> [Task directions]: Extract all lines that hold the string "this".

(Data items)
--------

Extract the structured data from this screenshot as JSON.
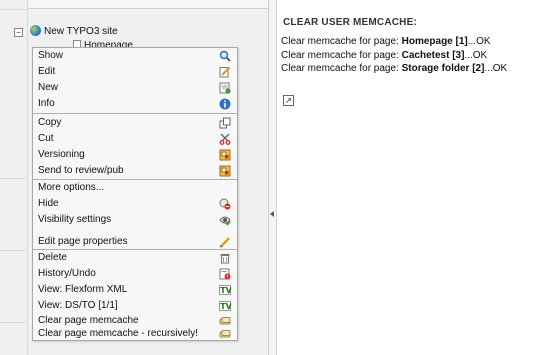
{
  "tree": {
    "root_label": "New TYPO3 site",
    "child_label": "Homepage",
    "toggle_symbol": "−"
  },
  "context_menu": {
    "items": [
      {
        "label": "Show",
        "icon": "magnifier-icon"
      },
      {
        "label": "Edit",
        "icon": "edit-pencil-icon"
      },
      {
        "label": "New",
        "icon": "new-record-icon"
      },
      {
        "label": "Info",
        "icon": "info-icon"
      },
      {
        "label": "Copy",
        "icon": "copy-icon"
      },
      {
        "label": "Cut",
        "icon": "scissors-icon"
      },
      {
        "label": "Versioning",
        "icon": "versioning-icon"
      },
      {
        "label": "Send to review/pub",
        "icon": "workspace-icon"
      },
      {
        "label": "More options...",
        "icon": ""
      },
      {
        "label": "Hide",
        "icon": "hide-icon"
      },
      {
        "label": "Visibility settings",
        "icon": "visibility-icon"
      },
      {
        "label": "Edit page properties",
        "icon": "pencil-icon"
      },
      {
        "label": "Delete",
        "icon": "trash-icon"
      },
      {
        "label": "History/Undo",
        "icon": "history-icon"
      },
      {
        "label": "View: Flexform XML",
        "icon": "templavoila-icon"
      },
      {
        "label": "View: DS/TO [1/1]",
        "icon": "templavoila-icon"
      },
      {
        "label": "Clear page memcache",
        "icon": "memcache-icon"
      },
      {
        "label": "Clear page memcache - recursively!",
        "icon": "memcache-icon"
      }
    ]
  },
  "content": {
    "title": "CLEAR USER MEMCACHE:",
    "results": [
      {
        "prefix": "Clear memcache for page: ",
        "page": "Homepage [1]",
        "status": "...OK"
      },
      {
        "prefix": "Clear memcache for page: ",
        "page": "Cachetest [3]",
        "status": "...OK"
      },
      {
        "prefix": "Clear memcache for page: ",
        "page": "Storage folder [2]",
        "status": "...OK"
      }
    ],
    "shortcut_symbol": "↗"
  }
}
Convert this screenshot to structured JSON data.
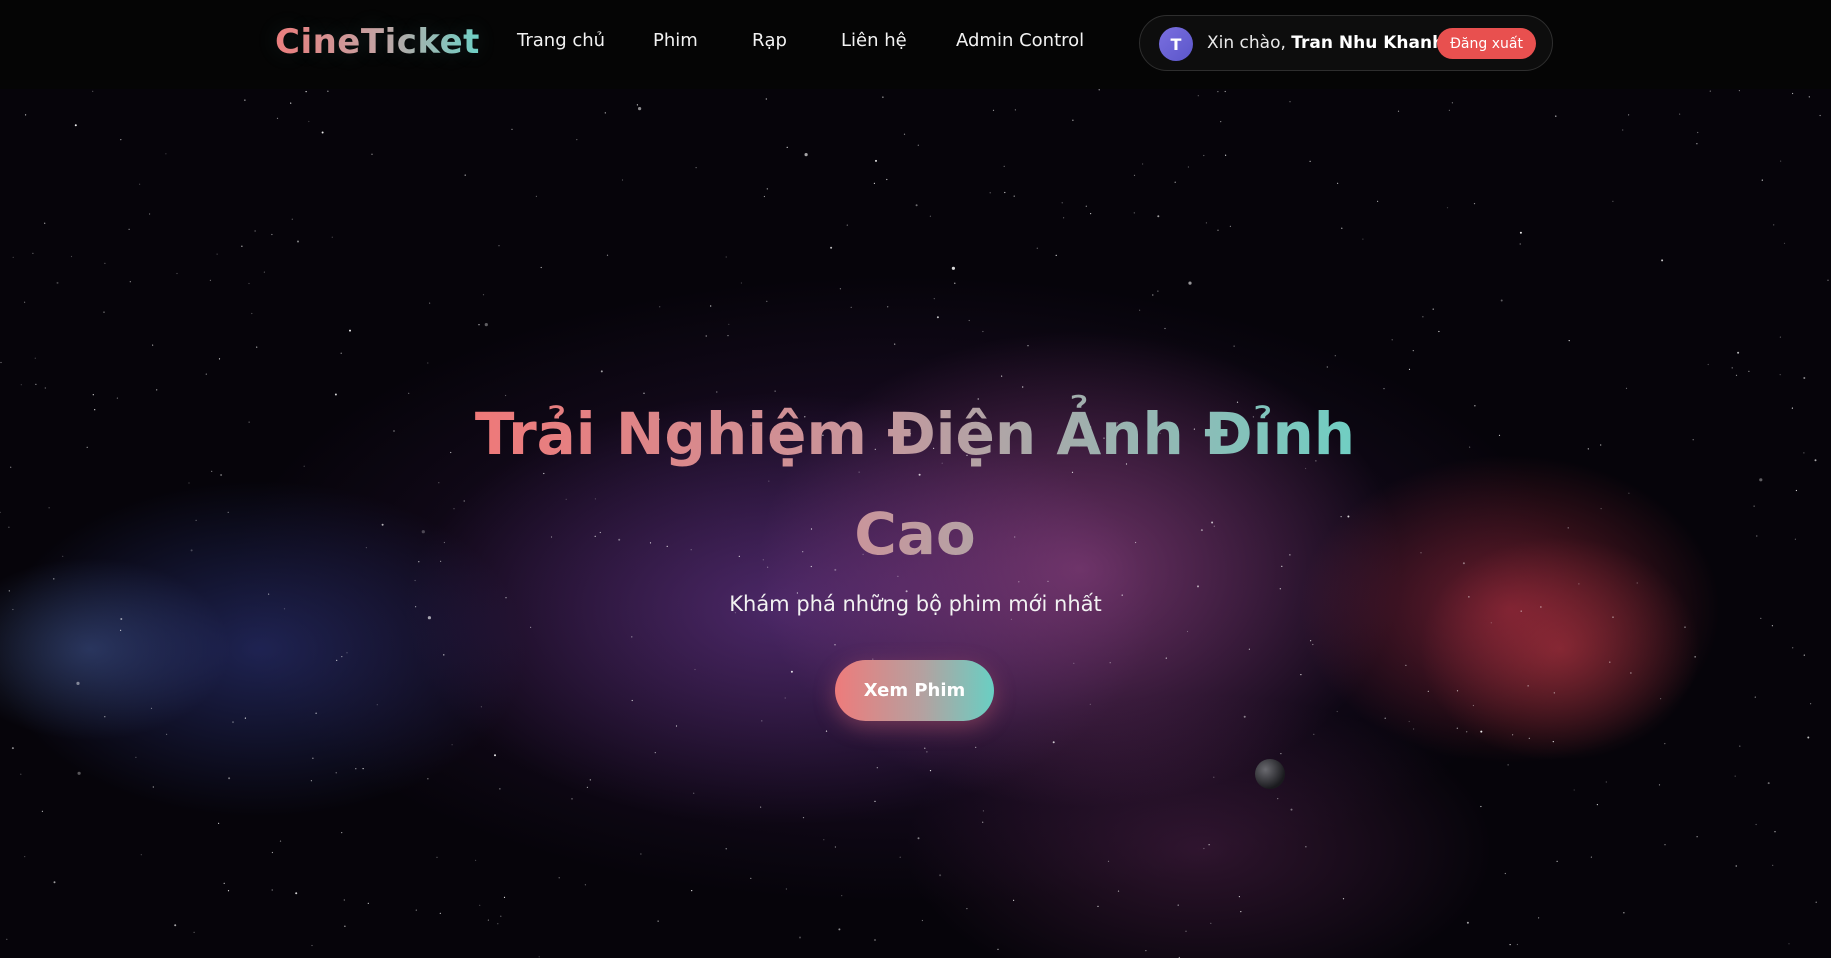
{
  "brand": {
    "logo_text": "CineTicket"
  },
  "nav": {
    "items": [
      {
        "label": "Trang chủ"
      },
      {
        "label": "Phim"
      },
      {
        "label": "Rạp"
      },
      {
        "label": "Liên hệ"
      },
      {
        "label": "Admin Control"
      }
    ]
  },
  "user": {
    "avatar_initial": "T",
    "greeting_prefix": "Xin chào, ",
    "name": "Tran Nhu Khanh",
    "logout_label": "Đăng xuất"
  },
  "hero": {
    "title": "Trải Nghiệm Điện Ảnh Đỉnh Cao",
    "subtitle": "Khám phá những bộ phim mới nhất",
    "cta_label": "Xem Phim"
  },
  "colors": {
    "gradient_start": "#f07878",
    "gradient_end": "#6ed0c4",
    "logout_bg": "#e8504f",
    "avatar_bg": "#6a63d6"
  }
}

--------

> [Answer to the problem]:
Extract the structured data from this screenshot as JSON.
Convert this screenshot to structured JSON data.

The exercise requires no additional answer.